BEGIN

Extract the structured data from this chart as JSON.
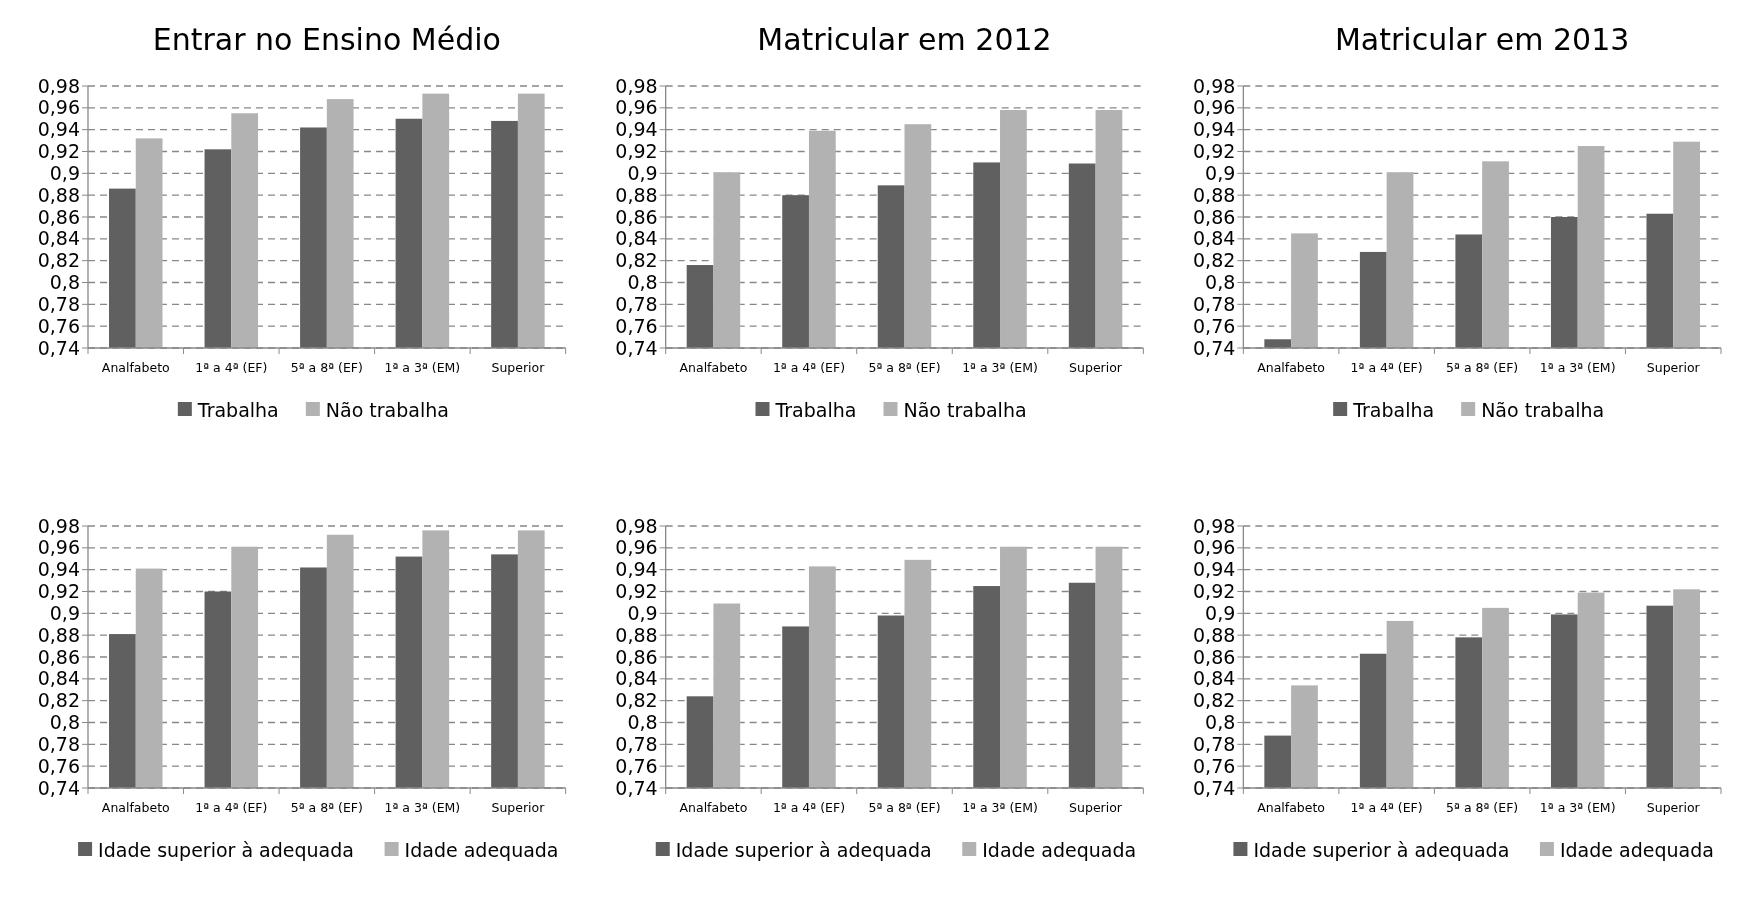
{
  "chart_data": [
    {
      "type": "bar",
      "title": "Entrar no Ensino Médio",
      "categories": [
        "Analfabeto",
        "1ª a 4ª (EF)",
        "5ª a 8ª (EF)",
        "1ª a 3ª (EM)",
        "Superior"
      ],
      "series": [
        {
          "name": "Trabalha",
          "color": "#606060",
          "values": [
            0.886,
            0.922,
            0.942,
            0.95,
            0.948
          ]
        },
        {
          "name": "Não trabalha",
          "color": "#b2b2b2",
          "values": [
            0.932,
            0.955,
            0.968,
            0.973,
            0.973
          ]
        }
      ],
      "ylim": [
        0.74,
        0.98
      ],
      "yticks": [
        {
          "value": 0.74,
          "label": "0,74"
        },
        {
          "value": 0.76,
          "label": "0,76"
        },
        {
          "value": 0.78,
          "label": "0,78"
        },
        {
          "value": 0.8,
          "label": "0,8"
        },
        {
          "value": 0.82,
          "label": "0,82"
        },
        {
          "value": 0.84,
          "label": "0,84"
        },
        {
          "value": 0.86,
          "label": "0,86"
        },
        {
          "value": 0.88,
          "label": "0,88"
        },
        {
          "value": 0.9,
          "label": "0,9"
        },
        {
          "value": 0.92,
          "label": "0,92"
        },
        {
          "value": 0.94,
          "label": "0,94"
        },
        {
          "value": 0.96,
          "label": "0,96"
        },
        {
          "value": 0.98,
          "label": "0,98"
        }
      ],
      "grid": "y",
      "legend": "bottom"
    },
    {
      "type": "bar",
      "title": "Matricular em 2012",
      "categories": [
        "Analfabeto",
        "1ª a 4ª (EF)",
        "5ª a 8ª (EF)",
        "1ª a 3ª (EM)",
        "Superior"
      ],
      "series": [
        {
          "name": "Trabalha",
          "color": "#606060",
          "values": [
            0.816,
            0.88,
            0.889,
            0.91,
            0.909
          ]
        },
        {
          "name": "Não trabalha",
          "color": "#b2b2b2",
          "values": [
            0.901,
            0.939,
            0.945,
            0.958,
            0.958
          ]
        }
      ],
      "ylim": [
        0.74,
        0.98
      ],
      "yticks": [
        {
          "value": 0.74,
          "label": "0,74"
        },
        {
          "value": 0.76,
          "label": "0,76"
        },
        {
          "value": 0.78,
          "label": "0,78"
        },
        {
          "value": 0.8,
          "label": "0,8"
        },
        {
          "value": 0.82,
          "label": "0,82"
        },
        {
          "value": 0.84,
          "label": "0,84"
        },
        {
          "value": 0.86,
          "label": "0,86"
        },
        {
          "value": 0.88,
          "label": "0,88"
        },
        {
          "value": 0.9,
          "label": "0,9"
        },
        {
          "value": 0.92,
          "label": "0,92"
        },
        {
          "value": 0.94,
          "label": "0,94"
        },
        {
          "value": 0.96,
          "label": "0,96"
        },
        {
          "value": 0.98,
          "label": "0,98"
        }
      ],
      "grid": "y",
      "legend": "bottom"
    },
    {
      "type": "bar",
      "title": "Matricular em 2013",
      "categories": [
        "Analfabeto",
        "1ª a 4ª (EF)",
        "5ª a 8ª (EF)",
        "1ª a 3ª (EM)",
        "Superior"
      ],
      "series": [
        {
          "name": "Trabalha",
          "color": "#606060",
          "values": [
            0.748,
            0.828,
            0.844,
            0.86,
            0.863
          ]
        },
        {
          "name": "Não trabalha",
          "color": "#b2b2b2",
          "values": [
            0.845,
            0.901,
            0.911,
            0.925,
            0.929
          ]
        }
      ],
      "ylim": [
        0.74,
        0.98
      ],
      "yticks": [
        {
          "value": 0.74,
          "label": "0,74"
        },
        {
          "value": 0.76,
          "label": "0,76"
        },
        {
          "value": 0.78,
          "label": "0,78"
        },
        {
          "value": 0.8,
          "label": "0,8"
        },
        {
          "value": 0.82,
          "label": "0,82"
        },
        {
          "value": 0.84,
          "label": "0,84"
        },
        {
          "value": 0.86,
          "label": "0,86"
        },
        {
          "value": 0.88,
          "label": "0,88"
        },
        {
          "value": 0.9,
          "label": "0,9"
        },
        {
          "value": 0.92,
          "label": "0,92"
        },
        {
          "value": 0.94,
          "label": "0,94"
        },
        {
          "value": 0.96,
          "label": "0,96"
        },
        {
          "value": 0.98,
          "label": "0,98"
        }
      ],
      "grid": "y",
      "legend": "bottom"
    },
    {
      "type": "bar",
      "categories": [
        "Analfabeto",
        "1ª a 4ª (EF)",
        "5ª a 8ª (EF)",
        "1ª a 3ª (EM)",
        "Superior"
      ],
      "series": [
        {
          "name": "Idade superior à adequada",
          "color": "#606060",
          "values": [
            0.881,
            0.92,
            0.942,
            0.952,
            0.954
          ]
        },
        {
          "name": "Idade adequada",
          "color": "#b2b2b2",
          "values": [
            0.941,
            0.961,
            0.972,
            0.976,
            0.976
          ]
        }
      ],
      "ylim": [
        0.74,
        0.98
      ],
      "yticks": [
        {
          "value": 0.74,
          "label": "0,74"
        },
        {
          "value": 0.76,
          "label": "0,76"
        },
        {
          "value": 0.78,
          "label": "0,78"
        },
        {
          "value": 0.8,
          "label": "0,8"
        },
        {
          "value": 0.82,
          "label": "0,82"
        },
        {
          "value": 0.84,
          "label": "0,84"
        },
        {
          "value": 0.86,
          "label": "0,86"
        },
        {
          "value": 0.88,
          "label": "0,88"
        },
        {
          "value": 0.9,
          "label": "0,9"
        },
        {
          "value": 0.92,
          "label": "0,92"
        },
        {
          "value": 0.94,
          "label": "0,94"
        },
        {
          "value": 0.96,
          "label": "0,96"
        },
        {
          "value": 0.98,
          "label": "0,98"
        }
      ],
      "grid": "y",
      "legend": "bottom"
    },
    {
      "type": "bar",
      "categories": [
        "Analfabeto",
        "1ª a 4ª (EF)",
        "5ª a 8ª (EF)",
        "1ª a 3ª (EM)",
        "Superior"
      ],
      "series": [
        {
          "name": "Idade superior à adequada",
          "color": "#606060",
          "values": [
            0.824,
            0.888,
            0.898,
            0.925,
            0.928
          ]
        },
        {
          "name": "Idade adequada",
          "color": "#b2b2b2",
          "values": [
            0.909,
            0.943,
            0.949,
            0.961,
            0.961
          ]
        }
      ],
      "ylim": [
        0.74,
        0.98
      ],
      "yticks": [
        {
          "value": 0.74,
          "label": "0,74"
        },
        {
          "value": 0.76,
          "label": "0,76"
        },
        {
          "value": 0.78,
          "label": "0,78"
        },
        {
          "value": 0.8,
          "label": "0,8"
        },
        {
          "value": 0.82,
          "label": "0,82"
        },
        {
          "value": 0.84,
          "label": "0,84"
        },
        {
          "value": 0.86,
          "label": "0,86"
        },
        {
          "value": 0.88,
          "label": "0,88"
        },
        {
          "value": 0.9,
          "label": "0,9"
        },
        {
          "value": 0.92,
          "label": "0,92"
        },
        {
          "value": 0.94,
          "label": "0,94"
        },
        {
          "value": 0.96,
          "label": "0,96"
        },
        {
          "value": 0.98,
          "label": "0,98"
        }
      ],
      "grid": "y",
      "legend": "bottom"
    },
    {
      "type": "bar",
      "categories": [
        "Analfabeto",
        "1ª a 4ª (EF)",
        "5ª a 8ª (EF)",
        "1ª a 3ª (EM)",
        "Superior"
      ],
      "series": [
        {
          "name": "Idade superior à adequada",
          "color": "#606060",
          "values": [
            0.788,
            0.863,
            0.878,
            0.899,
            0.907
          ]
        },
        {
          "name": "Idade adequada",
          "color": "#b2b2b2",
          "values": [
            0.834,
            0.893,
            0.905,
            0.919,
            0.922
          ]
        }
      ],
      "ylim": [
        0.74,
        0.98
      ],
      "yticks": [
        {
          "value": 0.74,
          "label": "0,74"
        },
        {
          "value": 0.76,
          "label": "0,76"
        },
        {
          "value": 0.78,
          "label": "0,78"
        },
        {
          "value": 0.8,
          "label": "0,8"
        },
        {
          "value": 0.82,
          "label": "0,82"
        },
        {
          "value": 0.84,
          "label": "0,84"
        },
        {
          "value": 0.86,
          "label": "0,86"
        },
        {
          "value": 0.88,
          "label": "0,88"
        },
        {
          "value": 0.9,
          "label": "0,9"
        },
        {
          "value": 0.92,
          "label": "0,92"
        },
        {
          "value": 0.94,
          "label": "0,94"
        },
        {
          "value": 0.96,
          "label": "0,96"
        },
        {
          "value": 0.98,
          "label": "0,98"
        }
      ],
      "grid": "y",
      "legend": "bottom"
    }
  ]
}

END

Pull out every line of the records that includes the string "title".

→ **Expected answer**:
      "title": "Entrar no Ensino Médio",
      "title": "Matricular em 2012",
      "title": "Matricular em 2013",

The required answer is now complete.